**Exercise:** Drop the pictures, then extract the listing word for word.

**Material provided:**
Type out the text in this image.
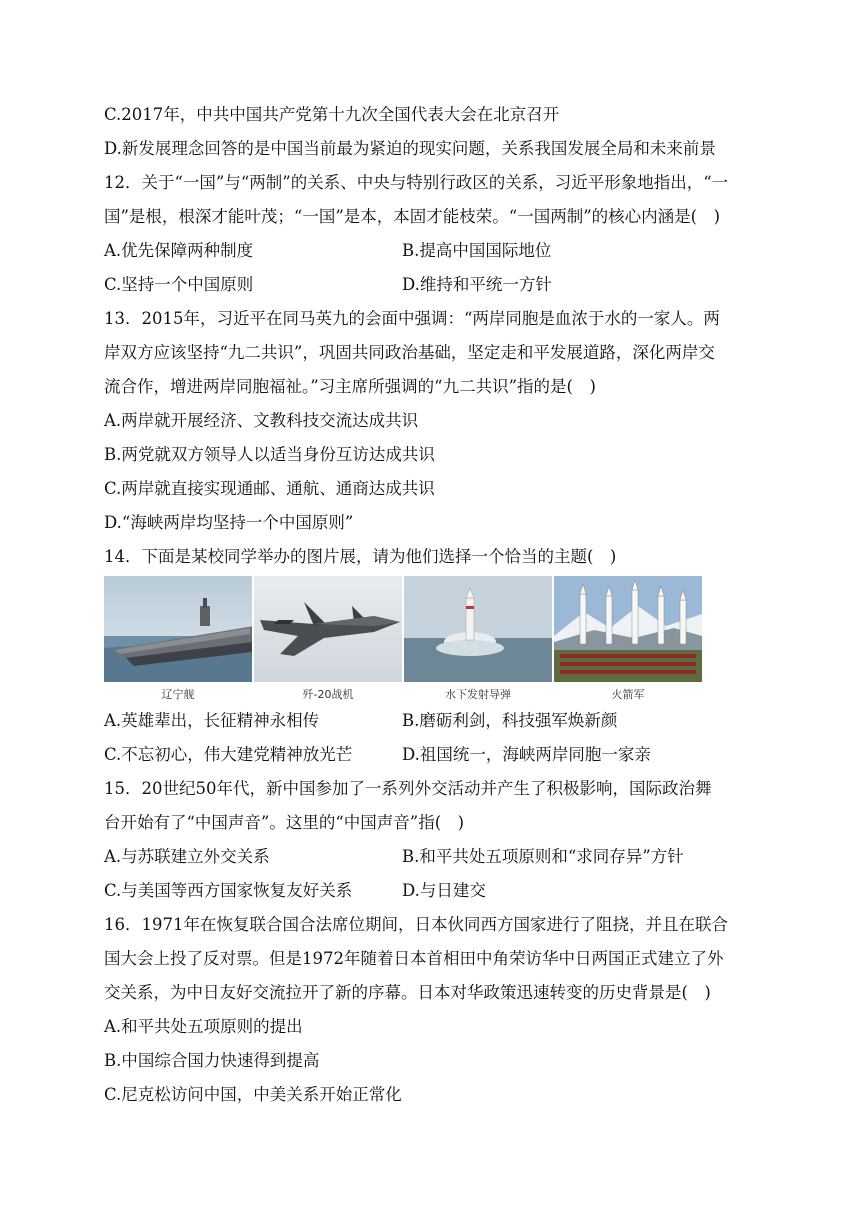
C.2017年，中共中国共产党第十九次全国代表大会在北京召开
D.新发展理念回答的是中国当前最为紧迫的现实问题，关系我国发展全局和未来前景
12．关于“一国”与“两制”的关系、中央与特别行政区的关系，习近平形象地指出，“一
国”是根，根深才能叶茂；“一国”是本，本固才能枝荣。“一国两制”的核心内涵是(　)
A.优先保障两种制度	B.提高中国国际地位
C.坚持一个中国原则	D.维持和平统一方针
13．2015年，习近平在同马英九的会面中强调：“两岸同胞是血浓于水的一家人。两
岸双方应该坚持“九二共识”，巩固共同政治基础，坚定走和平发展道路，深化两岸交
流合作，增进两岸同胞福祉。”习主席所强调的“九二共识”指的是(　)
A.两岸就开展经济、文教科技交流达成共识
B.两党就双方领导人以适当身份互访达成共识
C.两岸就直接实现通邮、通航、通商达成共识
D.“海峡两岸均坚持一个中国原则”
14．下面是某校同学举办的图片展，请为他们选择一个恰当的主题(　)
辽宁舰	歼-20战机	水下发射导弹	火箭军
A.英雄辈出，长征精神永相传	B.磨砺利剑，科技强军焕新颜
C.不忘初心，伟大建党精神放光芒	D.祖国统一，海峡两岸同胞一家亲
15．20世纪50年代，新中国参加了一系列外交活动并产生了积极影响，国际政治舞
台开始有了“中国声音”。这里的“中国声音”指(　)
A.与苏联建立外交关系	B.和平共处五项原则和“求同存异”方针
C.与美国等西方国家恢复友好关系	D.与日建交
16．1971年在恢复联合国合法席位期间，日本伙同西方国家进行了阻挠，并且在联合
国大会上投了反对票。但是1972年随着日本首相田中角荣访华中日两国正式建立了外
交关系，为中日友好交流拉开了新的序幕。日本对华政策迅速转变的历史背景是(　)
A.和平共处五项原则的提出
B.中国综合国力快速得到提高
C.尼克松访问中国，中美关系开始正常化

**Solution to this task:**
Type out the text in this image.
C.2017年，中共中国共产党第十九次全国代表大会在北京召开
D.新发展理念回答的是中国当前最为紧迫的现实问题，关系我国发展全局和未来前景
12．关于“一国”与“两制”的关系、中央与特别行政区的关系，习近平形象地指出，“一
国”是根，根深才能叶茂；“一国”是本，本固才能枝荣。“一国两制”的核心内涵是(　)
A.优先保障两种制度	B.提高中国国际地位
C.坚持一个中国原则	D.维持和平统一方针
13．2015年，习近平在同马英九的会面中强调：“两岸同胞是血浓于水的一家人。两
岸双方应该坚持“九二共识”，巩固共同政治基础，坚定走和平发展道路，深化两岸交
流合作，增进两岸同胞福祉。”习主席所强调的“九二共识”指的是(　)
A.两岸就开展经济、文教科技交流达成共识
B.两党就双方领导人以适当身份互访达成共识
C.两岸就直接实现通邮、通航、通商达成共识
D.“海峡两岸均坚持一个中国原则”
14．下面是某校同学举办的图片展，请为他们选择一个恰当的主题(　)
辽宁舰	歼-20战机	水下发射导弹	火箭军
A.英雄辈出，长征精神永相传	B.磨砺利剑，科技强军焕新颜
C.不忘初心，伟大建党精神放光芒	D.祖国统一，海峡两岸同胞一家亲
15．20世纪50年代，新中国参加了一系列外交活动并产生了积极影响，国际政治舞
台开始有了“中国声音”。这里的“中国声音”指(　)
A.与苏联建立外交关系	B.和平共处五项原则和“求同存异”方针
C.与美国等西方国家恢复友好关系	D.与日建交
16．1971年在恢复联合国合法席位期间，日本伙同西方国家进行了阻挠，并且在联合
国大会上投了反对票。但是1972年随着日本首相田中角荣访华中日两国正式建立了外
交关系，为中日友好交流拉开了新的序幕。日本对华政策迅速转变的历史背景是(　)
A.和平共处五项原则的提出
B.中国综合国力快速得到提高
C.尼克松访问中国，中美关系开始正常化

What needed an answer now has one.